"""
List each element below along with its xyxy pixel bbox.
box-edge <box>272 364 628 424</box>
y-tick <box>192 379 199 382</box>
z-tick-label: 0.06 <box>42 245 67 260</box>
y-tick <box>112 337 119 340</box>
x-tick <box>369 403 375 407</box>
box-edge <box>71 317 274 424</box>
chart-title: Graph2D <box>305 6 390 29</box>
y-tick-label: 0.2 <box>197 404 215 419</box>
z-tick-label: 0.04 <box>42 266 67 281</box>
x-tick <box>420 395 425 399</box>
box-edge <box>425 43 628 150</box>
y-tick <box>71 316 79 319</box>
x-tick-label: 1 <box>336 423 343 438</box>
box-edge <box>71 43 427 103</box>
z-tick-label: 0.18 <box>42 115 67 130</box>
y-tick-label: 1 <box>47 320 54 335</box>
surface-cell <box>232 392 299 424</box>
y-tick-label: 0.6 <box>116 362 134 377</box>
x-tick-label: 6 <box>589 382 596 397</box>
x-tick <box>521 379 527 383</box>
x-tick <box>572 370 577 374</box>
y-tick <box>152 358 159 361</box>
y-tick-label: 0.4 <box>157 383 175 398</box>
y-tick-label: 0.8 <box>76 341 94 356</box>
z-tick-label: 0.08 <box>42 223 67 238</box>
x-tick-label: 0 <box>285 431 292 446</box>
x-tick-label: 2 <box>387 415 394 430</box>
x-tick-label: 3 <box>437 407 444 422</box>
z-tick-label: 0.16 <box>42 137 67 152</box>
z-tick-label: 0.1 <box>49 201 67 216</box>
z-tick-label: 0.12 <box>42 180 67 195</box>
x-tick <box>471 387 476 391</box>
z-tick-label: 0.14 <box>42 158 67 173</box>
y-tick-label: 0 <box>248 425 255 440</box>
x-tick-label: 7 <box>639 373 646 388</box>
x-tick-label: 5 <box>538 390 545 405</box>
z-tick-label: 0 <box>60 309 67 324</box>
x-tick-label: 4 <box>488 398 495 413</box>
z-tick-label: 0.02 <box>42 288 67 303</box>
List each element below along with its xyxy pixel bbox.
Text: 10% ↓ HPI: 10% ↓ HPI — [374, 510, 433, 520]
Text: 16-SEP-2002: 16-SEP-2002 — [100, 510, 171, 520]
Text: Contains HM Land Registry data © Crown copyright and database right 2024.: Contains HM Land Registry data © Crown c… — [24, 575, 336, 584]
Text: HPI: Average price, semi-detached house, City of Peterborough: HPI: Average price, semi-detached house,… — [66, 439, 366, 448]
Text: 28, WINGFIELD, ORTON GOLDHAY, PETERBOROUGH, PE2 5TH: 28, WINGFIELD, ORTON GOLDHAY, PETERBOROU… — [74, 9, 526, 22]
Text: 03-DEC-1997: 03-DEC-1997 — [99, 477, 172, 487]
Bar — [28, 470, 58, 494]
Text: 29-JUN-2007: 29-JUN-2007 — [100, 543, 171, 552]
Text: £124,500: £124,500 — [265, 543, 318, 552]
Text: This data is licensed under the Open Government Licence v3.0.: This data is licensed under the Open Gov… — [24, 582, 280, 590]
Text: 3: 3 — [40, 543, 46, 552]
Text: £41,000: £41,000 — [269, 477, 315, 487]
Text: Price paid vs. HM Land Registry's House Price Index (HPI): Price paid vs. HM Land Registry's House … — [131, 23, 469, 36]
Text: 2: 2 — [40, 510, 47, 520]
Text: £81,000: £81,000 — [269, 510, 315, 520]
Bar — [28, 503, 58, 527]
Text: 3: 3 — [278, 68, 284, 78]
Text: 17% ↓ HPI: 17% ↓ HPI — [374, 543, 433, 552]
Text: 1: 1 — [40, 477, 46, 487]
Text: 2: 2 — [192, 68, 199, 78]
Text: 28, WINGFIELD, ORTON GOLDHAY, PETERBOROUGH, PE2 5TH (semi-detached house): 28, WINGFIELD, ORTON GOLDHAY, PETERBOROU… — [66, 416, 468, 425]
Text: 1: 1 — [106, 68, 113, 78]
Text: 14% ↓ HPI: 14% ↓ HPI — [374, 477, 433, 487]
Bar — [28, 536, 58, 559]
"""
WHAT TO WORK ON
Rewrite all the lines of the items above, substituting "terraced house" for each occurrence of "semi-detached house" and keeping every other character intact.

RESULT OF THE EXERCISE
List each element below along with its xyxy pixel bbox.
box-edge <box>272 364 628 424</box>
y-tick <box>192 379 199 382</box>
z-tick-label: 0.06 <box>42 245 67 260</box>
y-tick <box>112 337 119 340</box>
x-tick <box>369 403 375 407</box>
box-edge <box>71 317 274 424</box>
chart-title: Graph2D <box>305 6 390 29</box>
y-tick-label: 0.2 <box>197 404 215 419</box>
z-tick-label: 0.04 <box>42 266 67 281</box>
x-tick <box>420 395 425 399</box>
box-edge <box>425 43 628 150</box>
y-tick <box>71 316 79 319</box>
x-tick-label: 1 <box>336 423 343 438</box>
box-edge <box>71 43 427 103</box>
z-tick-label: 0.18 <box>42 115 67 130</box>
y-tick-label: 1 <box>47 320 54 335</box>
surface-cell <box>232 392 299 424</box>
y-tick-label: 0.6 <box>116 362 134 377</box>
x-tick-label: 6 <box>589 382 596 397</box>
x-tick <box>521 379 527 383</box>
x-tick <box>572 370 577 374</box>
y-tick <box>152 358 159 361</box>
y-tick-label: 0.4 <box>157 383 175 398</box>
y-tick-label: 0.8 <box>76 341 94 356</box>
z-tick-label: 0.08 <box>42 223 67 238</box>
x-tick-label: 0 <box>285 431 292 446</box>
x-tick-label: 2 <box>387 415 394 430</box>
x-tick-label: 3 <box>437 407 444 422</box>
z-tick-label: 0.16 <box>42 137 67 152</box>
z-tick-label: 0.1 <box>49 201 67 216</box>
z-tick-label: 0.12 <box>42 180 67 195</box>
x-tick <box>471 387 476 391</box>
z-tick-label: 0.14 <box>42 158 67 173</box>
y-tick-label: 0 <box>248 425 255 440</box>
x-tick-label: 7 <box>639 373 646 388</box>
x-tick-label: 5 <box>538 390 545 405</box>
z-tick-label: 0 <box>60 309 67 324</box>
x-tick-label: 4 <box>488 398 495 413</box>
z-tick-label: 0.02 <box>42 288 67 303</box>
List each element below along with its xyxy pixel bbox.
Text: 10% ↓ HPI: 10% ↓ HPI — [374, 510, 433, 520]
Text: 16-SEP-2002: 16-SEP-2002 — [100, 510, 171, 520]
Text: Contains HM Land Registry data © Crown copyright and database right 2024.: Contains HM Land Registry data © Crown c… — [24, 575, 336, 584]
Text: HPI: Average price, terraced house, City of Peterborough: HPI: Average price, terraced house,… — [66, 439, 366, 448]
Text: 28, WINGFIELD, ORTON GOLDHAY, PETERBOROUGH, PE2 5TH: 28, WINGFIELD, ORTON GOLDHAY, PETERBOROU… — [74, 9, 526, 22]
Text: 03-DEC-1997: 03-DEC-1997 — [99, 477, 172, 487]
Bar — [28, 470, 58, 494]
Text: 29-JUN-2007: 29-JUN-2007 — [100, 543, 171, 552]
Text: £124,500: £124,500 — [265, 543, 318, 552]
Text: This data is licensed under the Open Government Licence v3.0.: This data is licensed under the Open Gov… — [24, 582, 280, 590]
Text: 3: 3 — [40, 543, 46, 552]
Text: £41,000: £41,000 — [269, 477, 315, 487]
Text: Price paid vs. HM Land Registry's House Price Index (HPI): Price paid vs. HM Land Registry's House … — [131, 23, 469, 36]
Text: 2: 2 — [40, 510, 47, 520]
Text: £81,000: £81,000 — [269, 510, 315, 520]
Bar — [28, 503, 58, 527]
Text: 3: 3 — [278, 68, 284, 78]
Text: 17% ↓ HPI: 17% ↓ HPI — [374, 543, 433, 552]
Text: 1: 1 — [40, 477, 46, 487]
Text: 2: 2 — [192, 68, 199, 78]
Text: 28, WINGFIELD, ORTON GOLDHAY, PETERBOROUGH, PE2 5TH (terraced house): 28, WINGFIELD, ORTON GOLDHAY, PETERBOROU… — [66, 416, 468, 425]
Text: 1: 1 — [106, 68, 113, 78]
Text: 14% ↓ HPI: 14% ↓ HPI — [374, 477, 433, 487]
Bar — [28, 536, 58, 559]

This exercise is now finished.